Nella sofisticata e articolata cultura musicale del Rinascimento, l’enigma assume un’importanza centrale e multifaccettata, non solo come semplice gioco intellettuale, ma come strumento di riflessione e innovazione artistica. Questo genere musicale, intriso di simbolismi e complessità contrappuntistiche, sfidava sia l’interprete sia l’ascoltatore a decifrare significati nascosti e a confrontarsi con livelli di lettura molteplici. 

L’enigma musicale rifletteva il gusto rinascimentale per il mistero, la conoscenza criptata e la valorizzazione dell’ingegno creativo, integrando la tecnica compositiva con la cultura umanistica dell’epoca. In questo contesto, la pratica enigmatica elevava la musica oltre la mera esecuzione, trasformandola in un esercizio intellettuale e spirituale di grande fascino.

L'indagine sulla musica del Rinascimento, rivela un affascinante sottobosco culturale popolato da vere e proprie sfide intellettuali: questi rompicapi, spesso di natura verbale o visiva, erano disseminati nelle fonti musicali dell'epoca e richiedevano di essere risolti per arrivare a un'esecuzione (o un'edizione) adeguata di una composizione. Music and Riddle Culture in the Renaissance, a cura della musicologa Katelijne Schiltzsi, si addentra in questo fenomeno, offrendo un trattamento quasi esauriente dell'argomento.

Nel suo originale e approfondito volume, la Schiltz illumina di fatto un versante poco indagato della polifonia antica. Tra il 1450 e il 1620, grandi compositori come Antoine Busnoys, Jacob Obrecht e Josquin des Prez, si distinsero per la capacità di introdurre nelle partiture canoni enigmatici, rebus notazionali e simboli visivi destinati a stimolare l’ingegno degli interpreti.

* COMPITO ASSEGNATO 1
Traduci in inglese questa frase del brano sugli enigmi musicali del Rinascimento: "Tra il 1450 e il 1620, grandi compositori come Antoine Busnoys, Jacob Obrecht e Josquin des Prez, si distinsero per la capacità di introdurre nelle partiture canoni enigmatici, rebus notazionali e simboli visivi destinati a stimolare l’ingegno degli interpreti."
* COMPITO ASSEGNATO 2
Riporta dal brano sugli enigmi musicali del Rinascimento il passo che va da "Nel suo originale" fino a "l’ingegno degli interpreti." incluso.

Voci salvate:
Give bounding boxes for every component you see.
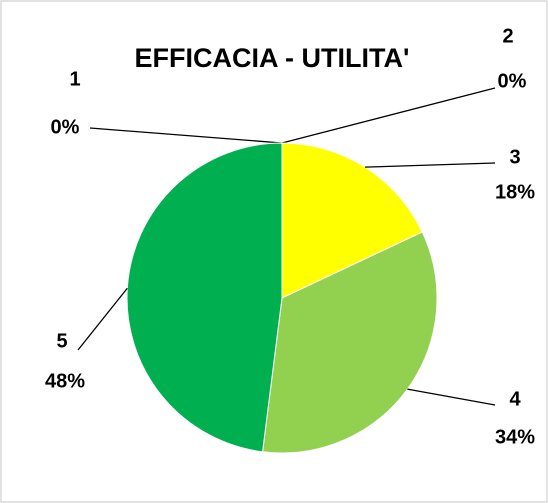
value-label: 0% bbox=[51, 116, 80, 138]
leader-line bbox=[77, 287, 128, 351]
pie-slice bbox=[281, 142, 423, 299]
leader-line bbox=[407, 388, 496, 406]
value-label: 0% bbox=[498, 70, 527, 92]
value-label: 18% bbox=[495, 181, 535, 203]
category-label: 4 bbox=[509, 388, 521, 410]
category-label: 5 bbox=[56, 330, 67, 352]
category-label: 2 bbox=[502, 25, 513, 47]
category-label: 1 bbox=[69, 68, 80, 90]
chart-title: EFFICACIA - UTILITA' bbox=[135, 43, 410, 73]
leader-line bbox=[365, 162, 496, 168]
leader-line bbox=[281, 87, 496, 144]
leader-line bbox=[89, 127, 283, 144]
category-label: 3 bbox=[509, 146, 520, 168]
value-label: 34% bbox=[495, 426, 535, 448]
value-label: 48% bbox=[45, 370, 85, 392]
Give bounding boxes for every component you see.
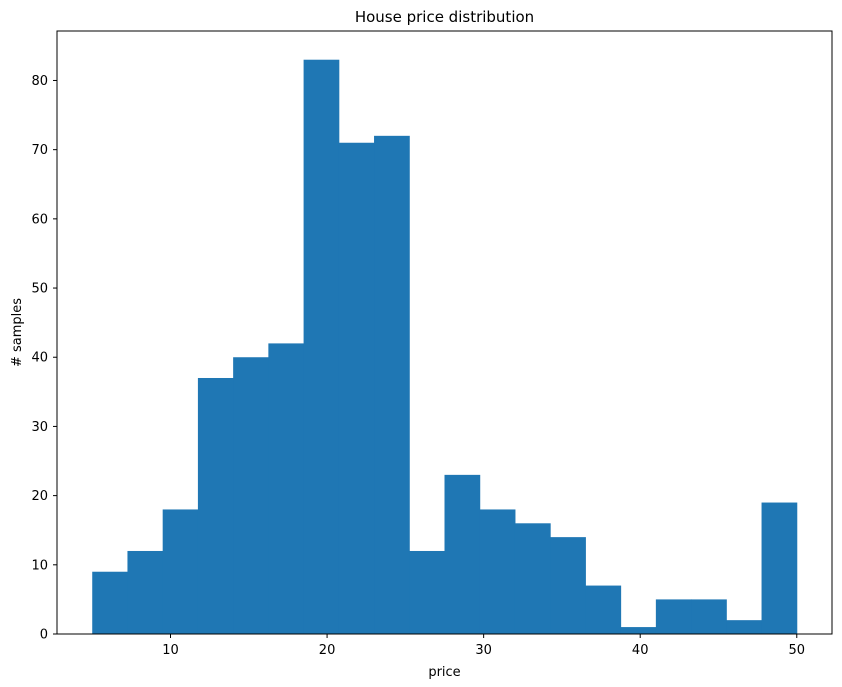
y-tick-label: 60 [31, 212, 48, 227]
y-tick-label: 20 [31, 489, 48, 504]
histogram-bar [233, 357, 269, 634]
histogram-bar [514, 523, 551, 634]
histogram-bar [726, 620, 763, 634]
histogram-bar [585, 585, 622, 634]
y-tick-label: 10 [31, 558, 48, 573]
histogram-bar [479, 509, 516, 634]
histogram-bar [655, 599, 692, 634]
x-tick-label: 40 [632, 643, 649, 658]
histogram-bar [92, 571, 128, 634]
y-tick-label: 40 [31, 351, 48, 366]
x-tick-label: 30 [475, 643, 492, 658]
histogram-bar [374, 135, 410, 634]
histogram-bar [197, 377, 234, 634]
y-tick-label: 30 [31, 420, 48, 435]
histogram-bar [338, 142, 375, 635]
histogram-bar [268, 343, 305, 634]
x-tick-label: 20 [319, 643, 336, 658]
chart-title: House price distribution [355, 8, 534, 26]
histogram-bar [620, 627, 657, 634]
histogram-bar [409, 550, 445, 634]
y-axis-ticks: 0 10 20 30 40 50 60 70 80 [31, 74, 57, 643]
plot-area-frame [56, 30, 833, 635]
histogram-bar [550, 537, 586, 634]
histogram-bar [127, 550, 164, 634]
y-tick-label: 0 [40, 628, 48, 643]
histogram-bar [691, 599, 727, 634]
y-tick-label: 80 [31, 74, 48, 89]
histogram-bar [761, 502, 798, 634]
x-tick-label: 50 [788, 643, 805, 658]
histogram-bar [444, 474, 481, 634]
y-tick-label: 70 [31, 143, 48, 158]
x-tick-label: 10 [162, 643, 179, 658]
histogram-bar [303, 59, 340, 634]
y-axis-label: # samples [10, 298, 25, 367]
x-axis-ticks: 10 20 30 40 50 [162, 634, 805, 658]
histogram-bars [92, 59, 798, 635]
x-axis-label: price [428, 665, 460, 680]
histogram-bar [162, 509, 199, 634]
y-tick-label: 50 [31, 282, 48, 297]
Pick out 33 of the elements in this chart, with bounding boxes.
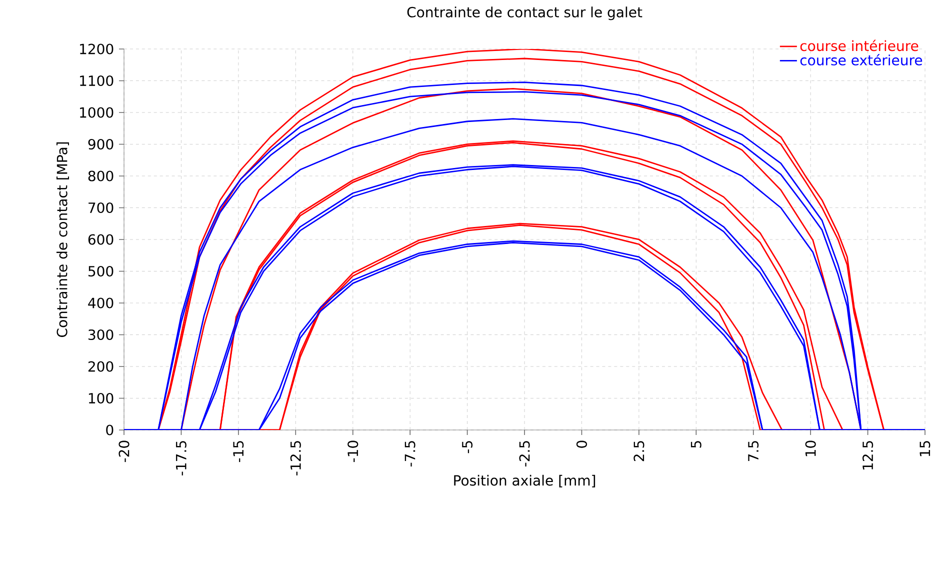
y-tick-label: 200 <box>88 361 114 372</box>
y-tick-label: 0 <box>106 424 114 436</box>
y-tick-label: 900 <box>88 138 114 150</box>
x-tick-label: -17.5 <box>176 441 186 476</box>
x-tick-label: 10 <box>805 440 816 456</box>
x-tick-label: -15 <box>233 441 244 462</box>
x-tick-label: -5 <box>462 441 472 454</box>
legend-label: course extérieure <box>800 54 922 66</box>
x-tick-label: 7.5 <box>748 441 759 461</box>
x-axis-title: Position axiale [mm] <box>454 474 596 488</box>
y-tick-label: 1100 <box>80 75 114 86</box>
x-tick-label: -7.5 <box>404 441 416 466</box>
y-tick-label: 600 <box>88 234 114 245</box>
x-tick-label: -10 <box>348 440 358 462</box>
x-tick-label: 15 <box>920 441 930 456</box>
legend-label: course intérieure <box>800 40 918 52</box>
y-tick-label: 300 <box>88 329 114 340</box>
x-tick-label: -20 <box>118 440 130 462</box>
y-tick-label: 700 <box>88 202 114 214</box>
y-tick-label: 1000 <box>80 107 114 118</box>
y-tick-label: 1200 <box>80 44 114 54</box>
y-tick-label: 500 <box>88 266 114 277</box>
x-tick-label: 5 <box>690 441 702 448</box>
y-axis-title: Contrainte de contact [MPa] <box>56 142 69 337</box>
y-tick-label: 800 <box>88 170 114 182</box>
x-tick-label: 12.5 <box>862 441 874 470</box>
x-tick-label: -12.5 <box>290 441 301 476</box>
x-tick-label: -2.5 <box>519 441 530 466</box>
y-tick-label: 400 <box>88 298 114 308</box>
chart-title: Contrainte de contact sur le galet <box>407 6 642 20</box>
x-tick-label: 2.5 <box>634 441 644 462</box>
x-tick-label: 0 <box>576 440 588 448</box>
y-tick-label: 100 <box>88 392 114 404</box>
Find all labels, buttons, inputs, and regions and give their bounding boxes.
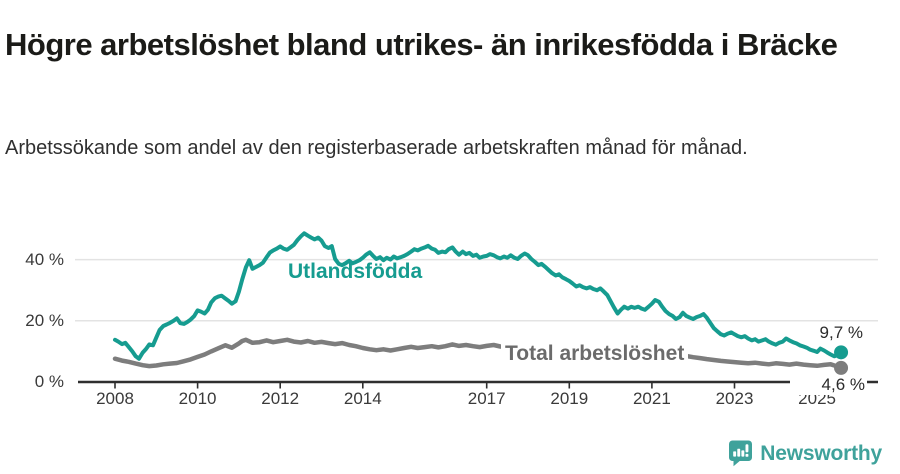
x-tick-label: 2019	[550, 389, 589, 408]
y-tick-label: 20 %	[25, 310, 64, 330]
newsworthy-logo-text: Newsworthy	[760, 441, 882, 465]
x-tick-label: 2010	[178, 389, 217, 408]
x-tick-label: 2021	[632, 389, 671, 408]
chart-subtitle: Arbetssökande som andel av den registerb…	[5, 137, 748, 159]
y-tick-label: 0 %	[34, 372, 64, 391]
series-end-dot-utlandsfodda	[834, 345, 849, 360]
x-tick-label: 2012	[261, 389, 300, 408]
series-label-total-arbetsloshet: Total arbetslöshet	[501, 342, 689, 366]
newsworthy-logo-icon	[728, 440, 753, 467]
series-line-utlandsfodda	[113, 231, 844, 361]
x-tick-label: 2014	[343, 389, 382, 408]
series-label-utlandsfodda: Utlandsfödda	[288, 260, 423, 283]
series-line-total	[112, 337, 844, 371]
end-value-label-total: 4,6 %	[790, 375, 867, 395]
y-tick-label: 40 %	[25, 249, 64, 269]
x-tick-label: 2023	[715, 389, 754, 408]
newsworthy-logo[interactable]: Newsworthy	[728, 440, 882, 467]
end-value-label-utlandsfodda: 9,7 %	[819, 323, 863, 342]
page-title: Högre arbetslöshet bland utrikes- än inr…	[5, 26, 838, 62]
x-tick-label: 2008	[96, 389, 134, 408]
x-tick-label: 2017	[467, 389, 506, 408]
series-end-dot-total	[834, 360, 849, 375]
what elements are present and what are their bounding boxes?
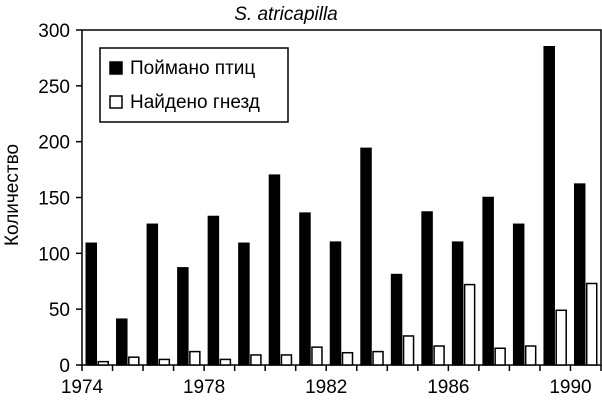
bar-birds-caught: [85, 242, 98, 366]
bar-nests-found: [219, 358, 232, 366]
bar-birds-caught: [482, 196, 494, 366]
y-axis: 0 50 100 150 200 250 300: [38, 21, 82, 377]
y-axis-label: Количество: [2, 144, 23, 246]
bar-birds-caught: [177, 267, 189, 366]
bars: [85, 46, 598, 366]
x-tick-label: 1986: [427, 377, 469, 398]
legend-label-nests: Найдено гнезд: [130, 92, 260, 113]
bar-nests-found: [585, 282, 598, 366]
legend: Поймано птиц Найдено гнезд: [99, 47, 289, 123]
x-tick-label: 1978: [183, 377, 225, 398]
bar-nests-found: [402, 335, 415, 366]
bar-birds-caught: [390, 273, 403, 366]
y-tick-label: 0: [59, 356, 70, 377]
legend-box: [99, 47, 289, 123]
x-tick-label: 1974: [61, 377, 104, 398]
bar-nests-found: [250, 354, 262, 366]
y-tick-label: 250: [38, 77, 70, 98]
bar-nests-found: [311, 346, 323, 366]
legend-swatch-nests: [109, 95, 123, 109]
bar-nests-found: [97, 360, 110, 366]
bar-birds-caught: [268, 174, 281, 366]
bar-birds-caught: [146, 223, 159, 366]
y-tick-label: 100: [38, 244, 70, 265]
bar-nests-found: [128, 356, 140, 366]
bar-birds-caught: [451, 241, 464, 366]
legend-swatch-caught: [109, 61, 123, 75]
bar-nests-found: [341, 351, 354, 366]
bar-nests-found: [524, 345, 537, 366]
bar-birds-caught: [329, 241, 342, 366]
bar-nests-found: [433, 345, 445, 366]
bar-nests-found: [280, 354, 293, 366]
bar-birds-caught: [573, 183, 586, 366]
bar-birds-caught: [543, 46, 555, 366]
x-axis: 1974 1978 1982 1986 1990: [61, 365, 602, 398]
x-tick-label: 1990: [549, 377, 591, 398]
y-tick-label: 150: [38, 189, 70, 210]
chart-title: S. atricapilla: [234, 4, 338, 25]
bar-nests-found: [463, 283, 476, 366]
bar-birds-caught: [360, 147, 372, 366]
legend-label-caught: Поймано птиц: [130, 58, 255, 79]
bar-nests-found: [189, 350, 201, 366]
bar-nests-found: [494, 347, 506, 366]
bar-birds-caught: [207, 215, 220, 366]
bar-birds-caught: [512, 223, 525, 366]
bar-nests-found: [158, 358, 171, 366]
bar-nests-found: [555, 309, 567, 366]
bar-birds-caught: [116, 318, 128, 366]
y-tick-label: 200: [38, 133, 70, 154]
bar-birds-caught: [299, 212, 311, 366]
x-tick-label: 1982: [305, 377, 347, 398]
y-tick-label: 50: [49, 300, 70, 321]
bar-birds-caught: [238, 242, 250, 366]
y-tick-label: 300: [38, 21, 70, 42]
bar-nests-found: [372, 350, 384, 366]
bar-birds-caught: [421, 211, 433, 366]
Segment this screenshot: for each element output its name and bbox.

* RISPOSTA COMPLETA 1
Between 1450 and 1620, great composers such as Antoine Busnoys, Jacob Obrecht, and Josquin des Prez stood out for their ability to introduce into their scores enigmatic canons, notational rebuses, and visual symbols meant to stimulate the ingenuity of performers.

* RISPOSTA COMPLETA 2
Nel suo originale e approfondito volume, la Schiltz illumina di fatto un versante poco indagato della polifonia antica. Tra il 1450 e il 1620, grandi compositori come Antoine Busnoys, Jacob Obrecht e Josquin des Prez, si distinsero per la capacità di introdurre nelle partiture canoni enigmatici, rebus notazionali e simboli visivi destinati a stimolare l’ingegno degli interpreti.